• [EXERCISE]
Go through the records below line by line. Count the lines with "screenshot" and give the count alone.

------ RECORDS FOR THE TASK

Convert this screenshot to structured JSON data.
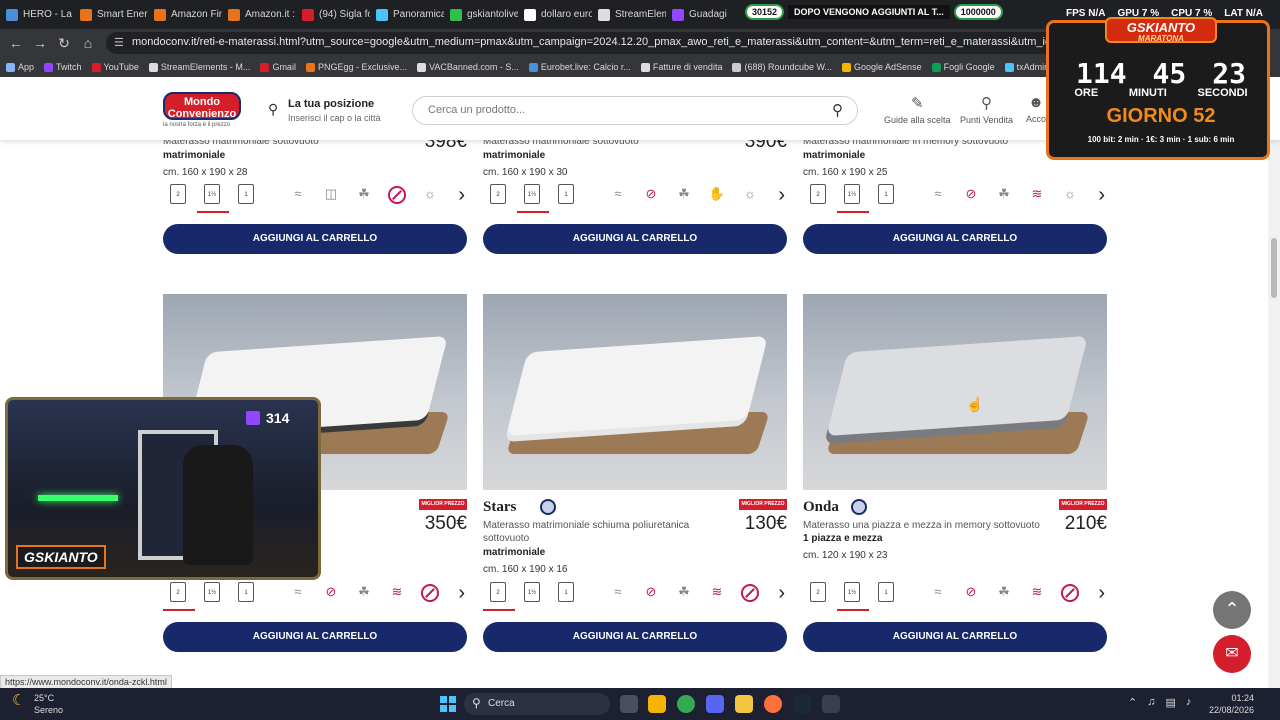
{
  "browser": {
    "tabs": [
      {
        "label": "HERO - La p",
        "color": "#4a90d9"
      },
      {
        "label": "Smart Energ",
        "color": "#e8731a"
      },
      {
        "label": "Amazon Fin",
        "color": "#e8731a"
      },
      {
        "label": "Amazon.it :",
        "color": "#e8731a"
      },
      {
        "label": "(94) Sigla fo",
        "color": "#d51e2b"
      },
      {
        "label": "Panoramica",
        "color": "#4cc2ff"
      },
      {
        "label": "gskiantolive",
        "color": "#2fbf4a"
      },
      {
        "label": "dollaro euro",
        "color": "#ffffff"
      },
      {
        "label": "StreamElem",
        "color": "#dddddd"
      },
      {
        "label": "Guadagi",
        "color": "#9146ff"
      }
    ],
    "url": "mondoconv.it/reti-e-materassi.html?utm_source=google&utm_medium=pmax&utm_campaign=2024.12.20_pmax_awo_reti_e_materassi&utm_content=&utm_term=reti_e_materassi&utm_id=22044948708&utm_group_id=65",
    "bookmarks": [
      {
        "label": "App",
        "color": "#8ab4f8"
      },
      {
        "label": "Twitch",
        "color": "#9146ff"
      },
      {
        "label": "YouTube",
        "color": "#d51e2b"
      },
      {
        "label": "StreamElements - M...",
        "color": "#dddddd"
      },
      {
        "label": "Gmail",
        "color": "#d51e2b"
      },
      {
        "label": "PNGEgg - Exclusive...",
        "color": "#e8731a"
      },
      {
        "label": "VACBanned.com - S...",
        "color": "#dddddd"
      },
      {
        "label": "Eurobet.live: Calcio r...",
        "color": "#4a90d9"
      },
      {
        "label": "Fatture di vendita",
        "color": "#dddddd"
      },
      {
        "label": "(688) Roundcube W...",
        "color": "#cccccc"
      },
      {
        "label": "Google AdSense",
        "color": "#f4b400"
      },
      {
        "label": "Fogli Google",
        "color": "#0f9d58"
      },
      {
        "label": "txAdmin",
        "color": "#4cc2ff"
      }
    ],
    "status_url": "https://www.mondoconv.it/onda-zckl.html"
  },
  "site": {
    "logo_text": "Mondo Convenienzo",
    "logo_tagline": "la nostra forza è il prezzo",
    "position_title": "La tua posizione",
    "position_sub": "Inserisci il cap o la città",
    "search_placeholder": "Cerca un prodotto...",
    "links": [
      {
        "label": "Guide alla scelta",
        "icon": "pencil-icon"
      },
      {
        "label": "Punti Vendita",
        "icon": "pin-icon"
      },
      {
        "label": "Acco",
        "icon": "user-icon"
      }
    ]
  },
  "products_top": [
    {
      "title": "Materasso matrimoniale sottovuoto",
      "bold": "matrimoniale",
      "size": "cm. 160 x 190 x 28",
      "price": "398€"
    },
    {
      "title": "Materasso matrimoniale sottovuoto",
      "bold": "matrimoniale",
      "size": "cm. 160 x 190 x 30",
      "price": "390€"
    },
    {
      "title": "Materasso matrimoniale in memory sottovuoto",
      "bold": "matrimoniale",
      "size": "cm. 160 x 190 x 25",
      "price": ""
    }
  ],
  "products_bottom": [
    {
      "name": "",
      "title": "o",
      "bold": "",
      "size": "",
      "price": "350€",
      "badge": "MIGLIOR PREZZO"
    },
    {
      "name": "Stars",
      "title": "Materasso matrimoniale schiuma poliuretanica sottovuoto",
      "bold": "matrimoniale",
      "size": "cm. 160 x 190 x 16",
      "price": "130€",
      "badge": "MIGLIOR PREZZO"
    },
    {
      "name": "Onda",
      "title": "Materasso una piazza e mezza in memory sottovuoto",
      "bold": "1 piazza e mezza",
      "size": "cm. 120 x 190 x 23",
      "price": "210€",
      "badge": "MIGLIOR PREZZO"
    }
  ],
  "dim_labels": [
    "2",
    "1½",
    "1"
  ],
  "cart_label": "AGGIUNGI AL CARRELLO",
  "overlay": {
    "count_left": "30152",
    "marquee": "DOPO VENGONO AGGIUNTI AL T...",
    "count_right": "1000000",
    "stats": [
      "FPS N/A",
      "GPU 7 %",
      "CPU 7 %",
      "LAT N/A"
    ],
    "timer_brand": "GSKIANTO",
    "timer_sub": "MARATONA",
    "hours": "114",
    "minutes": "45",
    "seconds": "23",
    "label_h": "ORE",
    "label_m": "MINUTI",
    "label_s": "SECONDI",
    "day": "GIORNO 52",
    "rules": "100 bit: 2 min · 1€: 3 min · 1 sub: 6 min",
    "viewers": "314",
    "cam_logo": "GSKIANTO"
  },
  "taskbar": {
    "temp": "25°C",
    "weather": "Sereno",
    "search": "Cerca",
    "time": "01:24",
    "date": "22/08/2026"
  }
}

------------
------ RECORDS FOR THE TASK

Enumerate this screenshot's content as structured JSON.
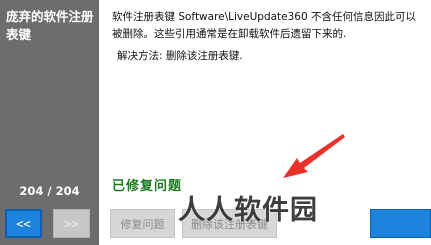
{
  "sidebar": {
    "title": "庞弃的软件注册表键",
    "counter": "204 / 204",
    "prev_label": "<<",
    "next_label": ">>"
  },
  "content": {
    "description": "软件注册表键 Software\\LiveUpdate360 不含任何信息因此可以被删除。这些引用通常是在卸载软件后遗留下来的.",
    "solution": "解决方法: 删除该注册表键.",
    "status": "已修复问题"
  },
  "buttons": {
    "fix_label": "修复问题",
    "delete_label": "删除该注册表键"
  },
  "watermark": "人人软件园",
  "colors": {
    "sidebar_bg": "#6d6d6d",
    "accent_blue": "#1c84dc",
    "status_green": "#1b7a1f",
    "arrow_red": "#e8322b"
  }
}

------------

• [FULL SOLUTION]
2